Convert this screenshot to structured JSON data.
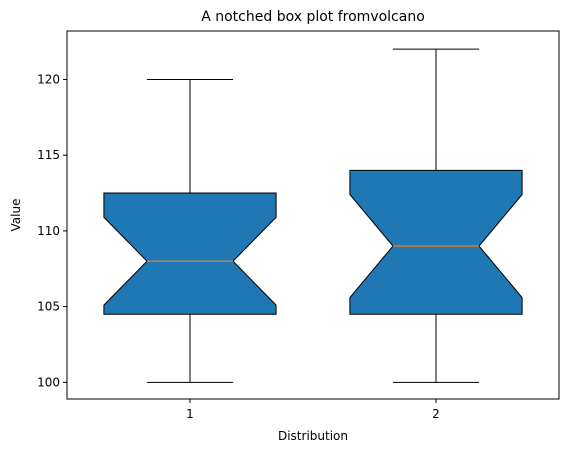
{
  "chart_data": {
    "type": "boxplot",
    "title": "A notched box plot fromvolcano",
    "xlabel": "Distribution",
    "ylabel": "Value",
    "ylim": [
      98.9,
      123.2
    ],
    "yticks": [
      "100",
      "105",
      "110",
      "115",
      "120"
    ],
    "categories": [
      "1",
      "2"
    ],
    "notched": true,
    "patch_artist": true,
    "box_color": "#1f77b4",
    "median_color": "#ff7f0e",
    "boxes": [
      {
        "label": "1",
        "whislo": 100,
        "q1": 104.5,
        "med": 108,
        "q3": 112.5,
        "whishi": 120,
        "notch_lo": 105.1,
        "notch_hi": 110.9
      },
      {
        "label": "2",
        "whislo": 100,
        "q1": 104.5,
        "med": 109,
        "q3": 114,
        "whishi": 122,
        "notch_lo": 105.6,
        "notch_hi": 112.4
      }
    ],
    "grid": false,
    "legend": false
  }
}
◆ ◆ ◆ ◆ ◆
Set problem ▸
Copy every line of the data exactly as written, excluding the pictures.

Written solution ▸
Convert this screenshot to structured JSON data.
{
  "chart_data": {
    "type": "boxplot",
    "title": "A notched box plot fromvolcano",
    "xlabel": "Distribution",
    "ylabel": "Value",
    "ylim": [
      98.9,
      123.2
    ],
    "yticks": [
      "100",
      "105",
      "110",
      "115",
      "120"
    ],
    "categories": [
      "1",
      "2"
    ],
    "notched": true,
    "patch_artist": true,
    "box_color": "#1f77b4",
    "median_color": "#ff7f0e",
    "boxes": [
      {
        "label": "1",
        "whislo": 100,
        "q1": 104.5,
        "med": 108,
        "q3": 112.5,
        "whishi": 120,
        "notch_lo": 105.1,
        "notch_hi": 110.9
      },
      {
        "label": "2",
        "whislo": 100,
        "q1": 104.5,
        "med": 109,
        "q3": 114,
        "whishi": 122,
        "notch_lo": 105.6,
        "notch_hi": 112.4
      }
    ],
    "grid": false,
    "legend": false
  }
}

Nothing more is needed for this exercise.